Data records
***

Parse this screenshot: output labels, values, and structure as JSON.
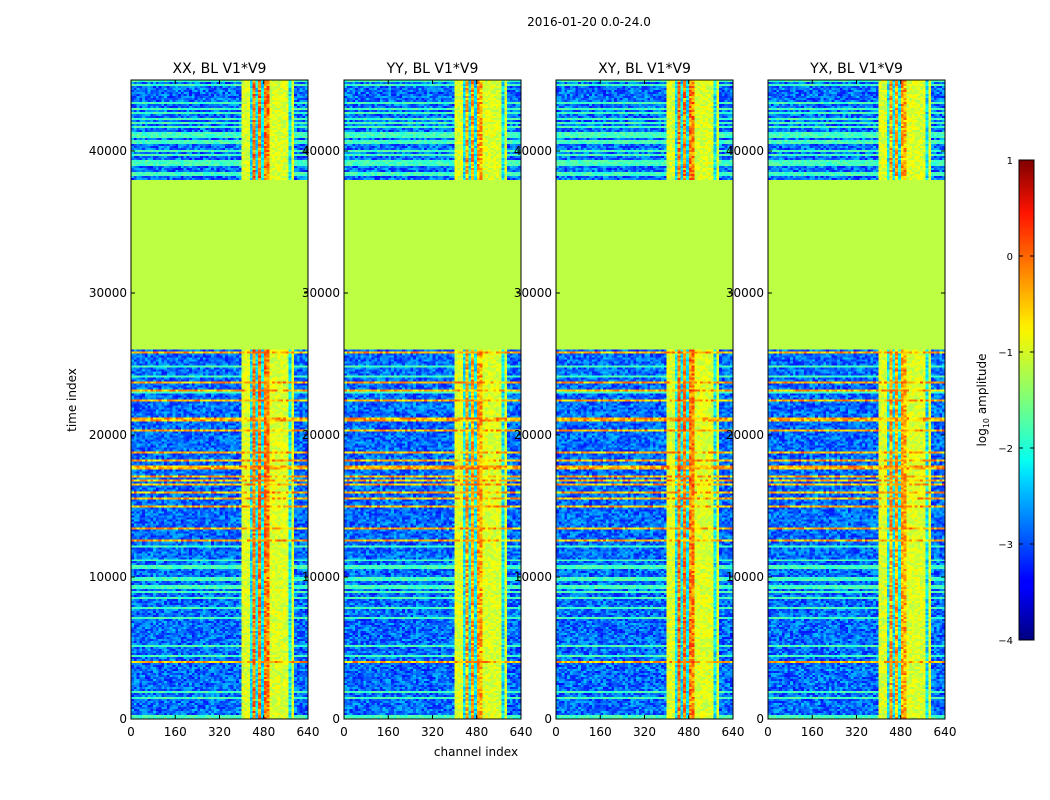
{
  "chart_data": {
    "type": "heatmap",
    "suptitle": "2016-01-20 0.0-24.0",
    "xlabel": "channel index",
    "ylabel": "time index",
    "xlim": [
      0,
      640
    ],
    "ylim": [
      0,
      45000
    ],
    "x_ticks": [
      "0",
      "160",
      "320",
      "480",
      "640"
    ],
    "y_ticks": [
      "0",
      "10000",
      "20000",
      "30000",
      "40000"
    ],
    "x_tick_values": [
      0,
      160,
      320,
      480,
      640
    ],
    "y_tick_values": [
      0,
      10000,
      20000,
      30000,
      40000
    ],
    "panels": [
      {
        "title": "XX, BL V1*V9",
        "pol": "XX"
      },
      {
        "title": "YY, BL V1*V9",
        "pol": "YY"
      },
      {
        "title": "XY, BL V1*V9",
        "pol": "XY"
      },
      {
        "title": "YX, BL V1*V9",
        "pol": "YX"
      }
    ],
    "flagged_time_range": [
      26000,
      38000
    ],
    "flagged_value": -1.2,
    "rfi_channel_range": [
      400,
      590
    ],
    "colorbar": {
      "label": "log10 amplitude",
      "label_main": "log",
      "label_sub": "10",
      "label_rest": " amplitude",
      "vmin": -4,
      "vmax": 1,
      "ticks": [
        "1",
        "0",
        "−1",
        "−2",
        "−3",
        "−4"
      ],
      "tick_values": [
        1,
        0,
        -1,
        -2,
        -3,
        -4
      ],
      "colormap": "jet"
    }
  }
}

***

Transcribe every entry word for word, but omit the pictures.

Parse this screenshot: output labels, values, and structure as JSON.
{
  "chart_data": {
    "type": "heatmap",
    "suptitle": "2016-01-20 0.0-24.0",
    "xlabel": "channel index",
    "ylabel": "time index",
    "xlim": [
      0,
      640
    ],
    "ylim": [
      0,
      45000
    ],
    "x_ticks": [
      "0",
      "160",
      "320",
      "480",
      "640"
    ],
    "y_ticks": [
      "0",
      "10000",
      "20000",
      "30000",
      "40000"
    ],
    "x_tick_values": [
      0,
      160,
      320,
      480,
      640
    ],
    "y_tick_values": [
      0,
      10000,
      20000,
      30000,
      40000
    ],
    "panels": [
      {
        "title": "XX, BL V1*V9",
        "pol": "XX"
      },
      {
        "title": "YY, BL V1*V9",
        "pol": "YY"
      },
      {
        "title": "XY, BL V1*V9",
        "pol": "XY"
      },
      {
        "title": "YX, BL V1*V9",
        "pol": "YX"
      }
    ],
    "flagged_time_range": [
      26000,
      38000
    ],
    "flagged_value": -1.2,
    "rfi_channel_range": [
      400,
      590
    ],
    "colorbar": {
      "label": "log10 amplitude",
      "label_main": "log",
      "label_sub": "10",
      "label_rest": " amplitude",
      "vmin": -4,
      "vmax": 1,
      "ticks": [
        "1",
        "0",
        "−1",
        "−2",
        "−3",
        "−4"
      ],
      "tick_values": [
        1,
        0,
        -1,
        -2,
        -3,
        -4
      ],
      "colormap": "jet"
    }
  }
}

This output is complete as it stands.